» Work required: Reproduce exactly the line in which "Give me a plain-text" occurs and all the lines after it, ending with the last line.

-------- Listed entries

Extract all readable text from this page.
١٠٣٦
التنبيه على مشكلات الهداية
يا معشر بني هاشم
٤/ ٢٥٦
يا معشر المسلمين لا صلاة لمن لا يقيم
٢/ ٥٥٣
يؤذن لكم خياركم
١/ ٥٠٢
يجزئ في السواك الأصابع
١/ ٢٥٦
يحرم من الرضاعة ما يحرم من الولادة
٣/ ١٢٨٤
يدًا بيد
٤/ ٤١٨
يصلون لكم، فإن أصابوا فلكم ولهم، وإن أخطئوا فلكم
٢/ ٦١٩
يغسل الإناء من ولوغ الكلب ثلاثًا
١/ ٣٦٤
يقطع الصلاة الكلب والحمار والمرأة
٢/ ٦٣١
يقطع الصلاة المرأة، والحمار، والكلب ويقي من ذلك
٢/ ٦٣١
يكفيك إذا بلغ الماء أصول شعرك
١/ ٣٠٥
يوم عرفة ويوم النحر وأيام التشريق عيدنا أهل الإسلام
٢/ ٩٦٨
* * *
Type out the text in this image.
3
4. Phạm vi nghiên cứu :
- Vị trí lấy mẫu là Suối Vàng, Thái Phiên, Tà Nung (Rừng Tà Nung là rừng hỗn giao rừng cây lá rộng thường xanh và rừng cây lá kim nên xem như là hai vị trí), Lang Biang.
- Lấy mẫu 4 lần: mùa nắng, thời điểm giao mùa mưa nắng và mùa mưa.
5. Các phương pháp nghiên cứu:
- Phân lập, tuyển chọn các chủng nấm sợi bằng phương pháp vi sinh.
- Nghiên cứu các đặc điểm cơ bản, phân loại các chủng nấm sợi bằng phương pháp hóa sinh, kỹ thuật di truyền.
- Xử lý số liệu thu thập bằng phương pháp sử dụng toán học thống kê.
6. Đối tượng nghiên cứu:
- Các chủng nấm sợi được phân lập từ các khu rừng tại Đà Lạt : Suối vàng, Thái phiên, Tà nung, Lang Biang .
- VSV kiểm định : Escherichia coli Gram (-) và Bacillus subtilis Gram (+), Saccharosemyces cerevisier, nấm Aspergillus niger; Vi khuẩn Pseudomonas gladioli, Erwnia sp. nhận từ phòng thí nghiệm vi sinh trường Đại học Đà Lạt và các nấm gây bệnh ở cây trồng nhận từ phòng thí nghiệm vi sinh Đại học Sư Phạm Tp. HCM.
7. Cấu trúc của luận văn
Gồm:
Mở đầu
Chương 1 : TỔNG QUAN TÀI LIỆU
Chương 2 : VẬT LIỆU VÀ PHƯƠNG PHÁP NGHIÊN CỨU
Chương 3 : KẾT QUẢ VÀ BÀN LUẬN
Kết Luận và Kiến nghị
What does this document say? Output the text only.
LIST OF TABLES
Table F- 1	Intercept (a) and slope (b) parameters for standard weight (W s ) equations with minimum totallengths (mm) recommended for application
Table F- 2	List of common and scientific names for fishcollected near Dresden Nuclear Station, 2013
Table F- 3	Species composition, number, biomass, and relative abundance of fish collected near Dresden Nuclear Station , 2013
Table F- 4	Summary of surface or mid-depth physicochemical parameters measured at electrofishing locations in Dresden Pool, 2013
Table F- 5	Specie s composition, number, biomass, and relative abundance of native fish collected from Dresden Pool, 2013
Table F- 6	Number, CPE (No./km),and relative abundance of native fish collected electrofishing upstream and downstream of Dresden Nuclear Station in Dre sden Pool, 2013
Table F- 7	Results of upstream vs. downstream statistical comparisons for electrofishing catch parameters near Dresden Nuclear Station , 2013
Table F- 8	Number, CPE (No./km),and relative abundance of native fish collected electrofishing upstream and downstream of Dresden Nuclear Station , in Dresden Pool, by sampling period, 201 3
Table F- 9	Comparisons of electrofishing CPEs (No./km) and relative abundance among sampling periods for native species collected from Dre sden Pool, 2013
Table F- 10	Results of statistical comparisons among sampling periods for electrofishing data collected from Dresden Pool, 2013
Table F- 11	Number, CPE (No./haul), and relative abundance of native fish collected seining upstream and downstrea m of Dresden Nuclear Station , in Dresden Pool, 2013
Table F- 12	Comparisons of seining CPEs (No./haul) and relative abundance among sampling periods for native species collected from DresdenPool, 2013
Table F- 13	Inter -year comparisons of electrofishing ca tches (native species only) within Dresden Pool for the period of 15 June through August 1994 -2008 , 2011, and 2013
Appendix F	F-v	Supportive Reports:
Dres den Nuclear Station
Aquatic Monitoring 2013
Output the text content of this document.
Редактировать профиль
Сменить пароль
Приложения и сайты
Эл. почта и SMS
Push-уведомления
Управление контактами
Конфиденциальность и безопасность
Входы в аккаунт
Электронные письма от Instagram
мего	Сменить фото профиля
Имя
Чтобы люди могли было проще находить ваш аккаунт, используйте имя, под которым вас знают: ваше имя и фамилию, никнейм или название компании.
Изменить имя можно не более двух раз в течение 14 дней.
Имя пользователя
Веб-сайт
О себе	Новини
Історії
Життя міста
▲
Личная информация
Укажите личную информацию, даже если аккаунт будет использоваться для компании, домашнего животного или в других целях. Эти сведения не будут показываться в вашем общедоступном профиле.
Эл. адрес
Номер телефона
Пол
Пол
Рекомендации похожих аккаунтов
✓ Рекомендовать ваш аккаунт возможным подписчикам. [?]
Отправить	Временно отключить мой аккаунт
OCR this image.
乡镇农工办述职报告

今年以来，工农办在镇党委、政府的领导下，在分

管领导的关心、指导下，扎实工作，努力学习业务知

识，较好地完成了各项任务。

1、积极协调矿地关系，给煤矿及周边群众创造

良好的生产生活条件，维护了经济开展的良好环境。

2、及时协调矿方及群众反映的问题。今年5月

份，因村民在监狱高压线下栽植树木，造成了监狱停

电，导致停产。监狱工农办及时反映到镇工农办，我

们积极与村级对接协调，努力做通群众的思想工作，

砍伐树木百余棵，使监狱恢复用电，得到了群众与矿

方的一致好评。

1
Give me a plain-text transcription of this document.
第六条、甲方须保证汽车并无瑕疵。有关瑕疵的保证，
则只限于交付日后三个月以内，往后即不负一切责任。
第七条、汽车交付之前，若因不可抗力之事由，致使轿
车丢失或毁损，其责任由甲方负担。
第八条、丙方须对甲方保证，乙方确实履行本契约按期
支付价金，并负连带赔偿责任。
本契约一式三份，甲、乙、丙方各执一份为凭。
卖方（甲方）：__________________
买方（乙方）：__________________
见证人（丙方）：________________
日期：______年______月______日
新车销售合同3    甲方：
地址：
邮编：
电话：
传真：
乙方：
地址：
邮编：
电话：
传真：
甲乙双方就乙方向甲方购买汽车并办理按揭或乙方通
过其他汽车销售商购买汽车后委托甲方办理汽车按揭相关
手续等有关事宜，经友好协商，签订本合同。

----------------

» Full output:
Give me a plain-text transcription of this document.
第六条、甲方须保证汽车并无瑕疵。有关瑕疵的保证，
则只限于交付日后三个月以内，往后即不负一切责任。
第七条、汽车交付之前，若因不可抗力之事由，致使轿
车丢失或毁损，其责任由甲方负担。
第八条、丙方须对甲方保证，乙方确实履行本契约按期
支付价金，并负连带赔偿责任。
本契约一式三份，甲、乙、丙方各执一份为凭。
卖方（甲方）：__________________
买方（乙方）：__________________
见证人（丙方）：________________
日期：______年______月______日
新车销售合同3    甲方：
地址：
邮编：
电话：
传真：
乙方：
地址：
邮编：
电话：
传真：
甲乙双方就乙方向甲方购买汽车并办理按揭或乙方通
过其他汽车销售商购买汽车后委托甲方办理汽车按揭相关
手续等有关事宜，经友好协商，签订本合同。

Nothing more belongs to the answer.